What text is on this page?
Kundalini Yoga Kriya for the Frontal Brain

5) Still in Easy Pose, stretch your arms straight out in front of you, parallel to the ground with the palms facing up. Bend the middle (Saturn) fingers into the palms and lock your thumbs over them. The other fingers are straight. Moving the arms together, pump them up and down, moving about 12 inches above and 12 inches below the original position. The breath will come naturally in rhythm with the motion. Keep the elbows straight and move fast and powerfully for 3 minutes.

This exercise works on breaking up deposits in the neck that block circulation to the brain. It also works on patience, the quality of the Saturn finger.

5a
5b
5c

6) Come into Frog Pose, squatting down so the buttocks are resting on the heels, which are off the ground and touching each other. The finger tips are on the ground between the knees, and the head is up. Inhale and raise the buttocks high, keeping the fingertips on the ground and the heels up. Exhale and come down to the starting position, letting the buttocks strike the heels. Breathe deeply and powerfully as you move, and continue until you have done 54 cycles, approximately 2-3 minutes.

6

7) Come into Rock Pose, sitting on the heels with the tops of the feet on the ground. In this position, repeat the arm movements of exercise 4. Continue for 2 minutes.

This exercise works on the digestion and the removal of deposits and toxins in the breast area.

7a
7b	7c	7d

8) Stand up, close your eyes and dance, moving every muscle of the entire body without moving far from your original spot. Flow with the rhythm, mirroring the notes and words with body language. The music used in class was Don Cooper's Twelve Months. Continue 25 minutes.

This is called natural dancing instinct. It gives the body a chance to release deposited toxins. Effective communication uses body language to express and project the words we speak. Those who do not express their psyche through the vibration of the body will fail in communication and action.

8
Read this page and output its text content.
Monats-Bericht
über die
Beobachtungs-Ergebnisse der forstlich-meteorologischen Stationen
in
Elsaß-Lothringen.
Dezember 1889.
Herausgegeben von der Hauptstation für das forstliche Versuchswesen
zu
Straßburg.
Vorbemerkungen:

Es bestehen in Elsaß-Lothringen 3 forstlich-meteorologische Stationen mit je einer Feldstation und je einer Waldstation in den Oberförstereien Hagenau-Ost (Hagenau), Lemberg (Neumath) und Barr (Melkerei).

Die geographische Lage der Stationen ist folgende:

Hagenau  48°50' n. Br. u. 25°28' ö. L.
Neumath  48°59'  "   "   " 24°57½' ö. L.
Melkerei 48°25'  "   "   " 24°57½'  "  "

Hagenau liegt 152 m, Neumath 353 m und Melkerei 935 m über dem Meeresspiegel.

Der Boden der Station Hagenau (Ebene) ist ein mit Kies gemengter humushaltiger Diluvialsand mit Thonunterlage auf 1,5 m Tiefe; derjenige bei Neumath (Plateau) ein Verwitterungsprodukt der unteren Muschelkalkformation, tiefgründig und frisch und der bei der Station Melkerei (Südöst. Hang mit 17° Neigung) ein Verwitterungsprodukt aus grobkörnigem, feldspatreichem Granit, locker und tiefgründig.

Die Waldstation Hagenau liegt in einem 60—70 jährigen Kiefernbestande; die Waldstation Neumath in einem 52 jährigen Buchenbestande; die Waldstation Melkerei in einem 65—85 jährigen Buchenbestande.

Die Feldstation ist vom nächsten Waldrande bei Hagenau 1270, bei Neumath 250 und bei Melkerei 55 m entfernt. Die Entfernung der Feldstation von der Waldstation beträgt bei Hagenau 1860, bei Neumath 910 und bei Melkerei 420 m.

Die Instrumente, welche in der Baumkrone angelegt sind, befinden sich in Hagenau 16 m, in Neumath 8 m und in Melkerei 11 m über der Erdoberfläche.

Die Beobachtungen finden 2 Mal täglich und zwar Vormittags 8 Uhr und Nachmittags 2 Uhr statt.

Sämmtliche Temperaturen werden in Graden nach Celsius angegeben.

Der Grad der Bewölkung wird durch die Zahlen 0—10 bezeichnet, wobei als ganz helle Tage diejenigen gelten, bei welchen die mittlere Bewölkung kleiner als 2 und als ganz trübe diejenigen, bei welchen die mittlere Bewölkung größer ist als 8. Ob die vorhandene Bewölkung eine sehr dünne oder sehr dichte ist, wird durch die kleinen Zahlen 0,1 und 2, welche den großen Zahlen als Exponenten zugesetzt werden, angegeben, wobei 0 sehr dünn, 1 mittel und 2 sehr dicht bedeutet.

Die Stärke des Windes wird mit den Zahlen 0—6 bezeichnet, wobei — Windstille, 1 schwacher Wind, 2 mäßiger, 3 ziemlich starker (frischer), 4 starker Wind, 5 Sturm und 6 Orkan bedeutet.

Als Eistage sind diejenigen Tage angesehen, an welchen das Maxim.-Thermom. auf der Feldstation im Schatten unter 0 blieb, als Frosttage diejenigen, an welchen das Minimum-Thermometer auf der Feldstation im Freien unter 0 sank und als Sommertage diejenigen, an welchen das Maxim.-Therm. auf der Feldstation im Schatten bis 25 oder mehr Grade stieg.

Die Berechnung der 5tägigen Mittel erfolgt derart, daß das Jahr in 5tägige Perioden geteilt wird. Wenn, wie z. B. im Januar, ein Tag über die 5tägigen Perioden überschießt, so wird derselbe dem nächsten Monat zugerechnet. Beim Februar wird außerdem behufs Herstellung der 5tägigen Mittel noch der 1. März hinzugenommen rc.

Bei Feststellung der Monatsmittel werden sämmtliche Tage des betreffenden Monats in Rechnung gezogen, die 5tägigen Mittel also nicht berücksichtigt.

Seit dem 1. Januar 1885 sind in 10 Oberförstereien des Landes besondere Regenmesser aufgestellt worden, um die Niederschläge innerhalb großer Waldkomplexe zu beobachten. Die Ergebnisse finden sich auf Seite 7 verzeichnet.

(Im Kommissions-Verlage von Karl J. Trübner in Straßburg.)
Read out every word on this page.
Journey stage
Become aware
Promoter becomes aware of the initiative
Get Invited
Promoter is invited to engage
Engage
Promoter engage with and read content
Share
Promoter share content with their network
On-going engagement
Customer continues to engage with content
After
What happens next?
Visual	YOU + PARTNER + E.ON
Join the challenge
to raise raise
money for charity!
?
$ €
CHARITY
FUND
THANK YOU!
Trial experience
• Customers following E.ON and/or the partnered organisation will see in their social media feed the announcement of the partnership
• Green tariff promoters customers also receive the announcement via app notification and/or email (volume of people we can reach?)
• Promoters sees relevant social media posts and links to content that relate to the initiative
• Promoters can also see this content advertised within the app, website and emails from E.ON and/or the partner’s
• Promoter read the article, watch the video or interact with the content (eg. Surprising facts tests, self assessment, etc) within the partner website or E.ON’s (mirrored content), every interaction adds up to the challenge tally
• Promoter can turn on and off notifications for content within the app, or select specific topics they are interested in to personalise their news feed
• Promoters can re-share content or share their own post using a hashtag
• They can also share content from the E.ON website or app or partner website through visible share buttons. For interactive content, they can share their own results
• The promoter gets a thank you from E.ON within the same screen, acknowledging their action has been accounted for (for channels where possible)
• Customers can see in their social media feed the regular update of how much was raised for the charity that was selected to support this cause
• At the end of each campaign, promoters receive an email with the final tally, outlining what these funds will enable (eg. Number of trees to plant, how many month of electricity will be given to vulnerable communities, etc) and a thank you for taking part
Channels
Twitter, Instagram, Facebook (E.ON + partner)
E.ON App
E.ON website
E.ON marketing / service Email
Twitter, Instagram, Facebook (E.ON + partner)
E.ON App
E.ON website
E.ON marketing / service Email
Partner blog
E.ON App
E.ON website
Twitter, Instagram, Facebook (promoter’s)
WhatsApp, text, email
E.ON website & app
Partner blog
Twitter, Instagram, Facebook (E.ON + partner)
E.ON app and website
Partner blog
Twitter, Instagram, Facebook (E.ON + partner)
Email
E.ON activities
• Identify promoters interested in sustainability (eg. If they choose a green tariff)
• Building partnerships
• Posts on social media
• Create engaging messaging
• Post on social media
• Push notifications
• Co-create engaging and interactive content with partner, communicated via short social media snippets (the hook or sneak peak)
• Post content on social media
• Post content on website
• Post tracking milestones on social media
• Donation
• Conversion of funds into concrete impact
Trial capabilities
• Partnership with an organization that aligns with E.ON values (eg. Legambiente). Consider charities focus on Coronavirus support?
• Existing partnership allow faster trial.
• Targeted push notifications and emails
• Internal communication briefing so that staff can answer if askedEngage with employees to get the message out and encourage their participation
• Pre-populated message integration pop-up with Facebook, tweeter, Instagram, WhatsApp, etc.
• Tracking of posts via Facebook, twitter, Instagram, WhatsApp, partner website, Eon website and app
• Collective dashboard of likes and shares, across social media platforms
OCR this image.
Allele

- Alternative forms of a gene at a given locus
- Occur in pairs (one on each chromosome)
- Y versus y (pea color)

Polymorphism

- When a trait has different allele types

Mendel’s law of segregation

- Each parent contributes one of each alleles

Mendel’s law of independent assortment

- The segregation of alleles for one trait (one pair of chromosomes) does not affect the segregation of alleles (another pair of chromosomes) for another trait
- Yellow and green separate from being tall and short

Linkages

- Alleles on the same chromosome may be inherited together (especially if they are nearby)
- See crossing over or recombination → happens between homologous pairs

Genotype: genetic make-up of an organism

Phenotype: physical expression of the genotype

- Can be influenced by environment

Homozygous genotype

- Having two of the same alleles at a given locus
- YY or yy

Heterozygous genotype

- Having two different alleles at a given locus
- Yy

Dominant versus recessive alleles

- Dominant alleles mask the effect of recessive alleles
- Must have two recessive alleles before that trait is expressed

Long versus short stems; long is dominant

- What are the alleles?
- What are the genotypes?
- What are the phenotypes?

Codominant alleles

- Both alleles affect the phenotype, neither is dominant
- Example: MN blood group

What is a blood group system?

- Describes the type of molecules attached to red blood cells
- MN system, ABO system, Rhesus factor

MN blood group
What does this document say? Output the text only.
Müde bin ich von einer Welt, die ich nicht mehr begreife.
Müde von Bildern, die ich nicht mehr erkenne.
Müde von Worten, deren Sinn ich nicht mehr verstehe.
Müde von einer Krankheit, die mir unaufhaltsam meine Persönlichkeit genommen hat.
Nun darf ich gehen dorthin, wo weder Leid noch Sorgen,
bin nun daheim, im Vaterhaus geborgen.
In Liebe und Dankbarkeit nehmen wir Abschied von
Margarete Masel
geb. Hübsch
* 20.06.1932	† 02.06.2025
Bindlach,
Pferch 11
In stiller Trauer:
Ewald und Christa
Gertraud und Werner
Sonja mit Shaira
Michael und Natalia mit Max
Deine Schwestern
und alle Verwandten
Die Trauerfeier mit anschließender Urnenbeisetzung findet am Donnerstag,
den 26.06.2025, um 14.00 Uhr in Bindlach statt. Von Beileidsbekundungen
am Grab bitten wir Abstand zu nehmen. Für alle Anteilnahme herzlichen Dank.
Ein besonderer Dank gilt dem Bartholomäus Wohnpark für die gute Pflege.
§ §
WHAT YOU HAVE TO DO — Once a line of the records is found to contain "feed", copy it out.

RESPONSE AREA —
• Customers following E.ON and/or the partnered organisation will see in their social media feed the announcement of the partnership
• Promoter can turn on and off notifications for content within the app, or select specific topics they are interested in to personalise their news feed
• Customers can see in their social media feed the regular update of how much was raised for the charity that was selected to support this cause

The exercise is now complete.